# Rows

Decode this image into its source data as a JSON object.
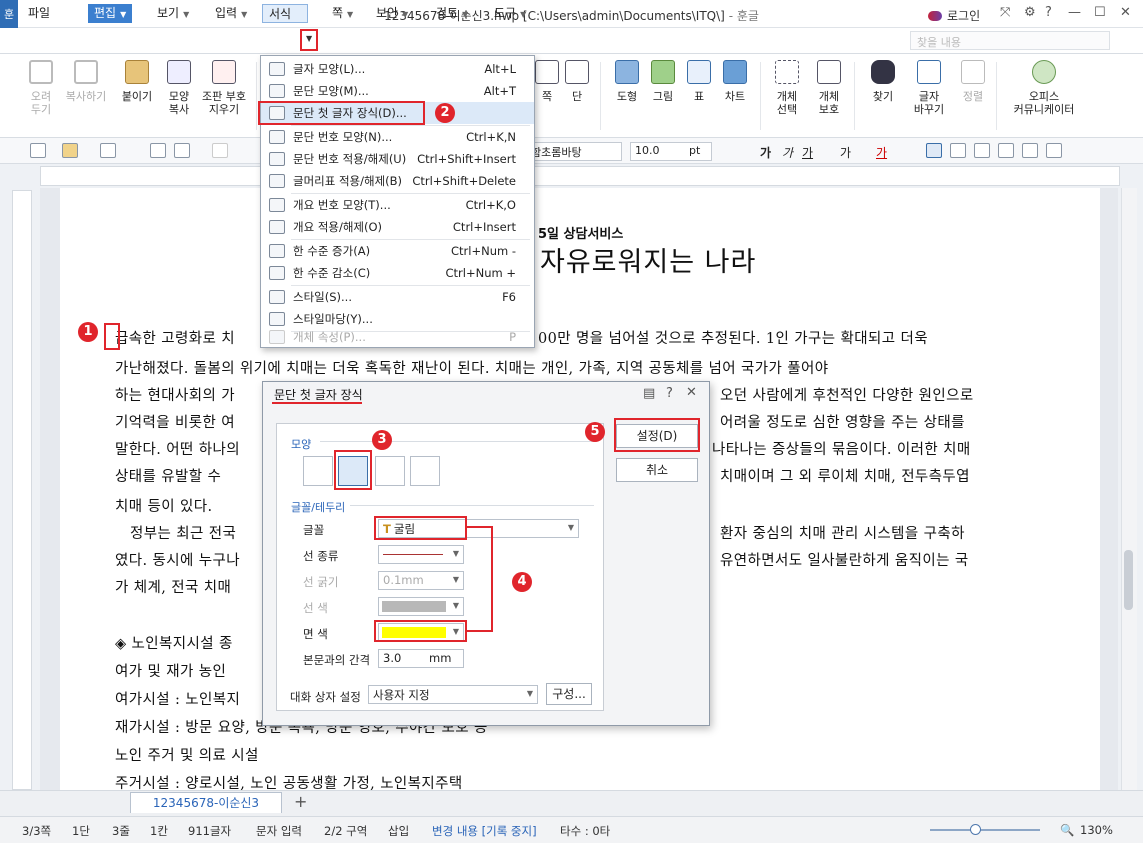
{
  "window": {
    "title_main": "12345678-이순신3.hwp [C:\\Users\\admin\\Documents\\ITQ\\]",
    "title_app": "- 훈글",
    "app_icon": "훈",
    "login": "로그인",
    "controls": [
      "⤧",
      "⚙",
      "?",
      "—",
      "☐",
      "✕"
    ]
  },
  "menu": {
    "items": [
      "파일",
      "편집",
      "보기",
      "입력",
      "서식",
      "쪽",
      "보안",
      "검토",
      "도구"
    ],
    "search_placeholder": "찾을 내용"
  },
  "ribbon": {
    "left": [
      "오려\n두기",
      "복사하기",
      "붙이기",
      "모양\n복사",
      "조판 부호\n지우기"
    ],
    "mid": [
      "쪽",
      "단"
    ],
    "right": [
      "도형",
      "그림",
      "표",
      "차트",
      "개체\n선택",
      "개체\n보호",
      "찾기",
      "글자\n바꾸기",
      "정렬",
      "오피스\n커뮤니케이터"
    ],
    "zoom_icon_label": "fx"
  },
  "format_bar": {
    "font": "함초롬바탕",
    "size": "10.0",
    "unit": "pt",
    "styles": [
      "가",
      "가",
      "가",
      "가",
      "가"
    ]
  },
  "format_menu": {
    "items": [
      {
        "label": "글자 모양(L)...",
        "shortcut": "Alt+L",
        "icon": "font-shape-icon"
      },
      {
        "label": "문단 모양(M)...",
        "shortcut": "Alt+T",
        "icon": "paragraph-shape-icon"
      },
      {
        "label": "문단 첫 글자 장식(D)...",
        "shortcut": "",
        "icon": "drop-cap-icon"
      },
      {
        "label": "문단 번호 모양(N)...",
        "shortcut": "Ctrl+K,N",
        "icon": "paragraph-number-icon"
      },
      {
        "label": "문단 번호 적용/해제(U)",
        "shortcut": "Ctrl+Shift+Insert",
        "icon": "numbering-toggle-icon"
      },
      {
        "label": "글머리표 적용/해제(B)",
        "shortcut": "Ctrl+Shift+Delete",
        "icon": "bullet-toggle-icon"
      },
      {
        "label": "개요 번호 모양(T)...",
        "shortcut": "Ctrl+K,O",
        "icon": "outline-number-icon"
      },
      {
        "label": "개요 적용/해제(O)",
        "shortcut": "Ctrl+Insert",
        "icon": "outline-toggle-icon"
      },
      {
        "label": "한 수준 증가(A)",
        "shortcut": "Ctrl+Num -",
        "icon": "level-up-icon"
      },
      {
        "label": "한 수준 감소(C)",
        "shortcut": "Ctrl+Num +",
        "icon": "level-down-icon"
      },
      {
        "label": "스타일(S)...",
        "shortcut": "F6",
        "icon": "style-icon"
      },
      {
        "label": "스타일마당(Y)...",
        "shortcut": "",
        "icon": "style-gallery-icon"
      },
      {
        "label": "개체 속성(P)...",
        "shortcut": "P",
        "icon": "object-properties-icon"
      }
    ]
  },
  "document": {
    "heading_small": "5일 상담서비스",
    "heading_big": "자유로워지는 나라",
    "lines": [
      "급속한 고령화로 치",
      "가난해졌다. 돌봄의 위기에 치매는 더욱 혹독한 재난이 된다. 치매는 개인, 가족, 지역 공동체를 넘어 국가가 풀어야",
      "하는 현대사회의 가",
      "기억력을 비롯한 여",
      "말한다. 어떤 하나의",
      "상태를 유발할 수",
      "치매 등이 있다.",
      "정부는 최근 전국",
      "였다. 동시에 누구나",
      "가 체계, 전국 치매",
      "◈ 노인복지시설 종",
      "여가 및 재가 농인",
      "여가시설 : 노인복지",
      "재가시설 : 방문 요양, 방문 목욕, 방문 영호, 주야간 보호 등",
      "노인 주거 및 의료 시설",
      "주거시설 : 양로시설, 노인 공동생활 가정, 노인복지주택"
    ],
    "right_fragments": [
      "00만 명을 넘어설 것으로 추정된다. 1인 가구는 확대되고 더욱",
      "오던 사람에게 후천적인 다양한 원인으로",
      "어려울 정도로 심한 영향을 주는 상태를",
      "나타나는 증상들의 묶음이다. 이러한 치매",
      "치매이며 그 외 루이체 치매, 전두측두엽",
      "환자 중심의 치매 관리 시스템을 구축하",
      "유연하면서도 일사불란하게 움직이는 국"
    ]
  },
  "dialog": {
    "title": "문단 첫 글자 장식",
    "shape_section": "모양",
    "border_section": "글꼴/테두리",
    "font_label": "글꼴",
    "font_value": "굴림",
    "line_type_label": "선 종류",
    "line_width_label": "선 굵기",
    "line_width_value": "0.1mm",
    "line_color_label": "선 색",
    "fill_label": "면 색",
    "fill_color": "#ffff00",
    "gap_label": "본문과의 간격",
    "gap_value": "3.0",
    "gap_unit": "mm",
    "dialog_setting_label": "대화 상자 설정",
    "dialog_setting_value": "사용자 지정",
    "config_button": "구성...",
    "ok_button": "설정(D)",
    "cancel_button": "취소"
  },
  "annotations": [
    "1",
    "2",
    "3",
    "4",
    "5"
  ],
  "tabs": {
    "doc_tab": "12345678-이순신3",
    "add": "+"
  },
  "status": {
    "page": "3/3쪽",
    "column": "1단",
    "line": "3줄",
    "cell": "1칸",
    "chars": "911글자",
    "mode": "문자 입력",
    "section": "2/2 구역",
    "insert": "삽입",
    "track": "변경 내용 [기록 중지]",
    "typing": "타수 : 0타",
    "zoom": "130%"
  },
  "colors": {
    "accent": "#3b7fcf",
    "annotation": "#e0252c"
  }
}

# Written exercise
Within the data above, pick out all lines holding the word "Shift".

# Answer in full
        "shortcut": "Ctrl+Shift+Insert",
        "shortcut": "Ctrl+Shift+Delete",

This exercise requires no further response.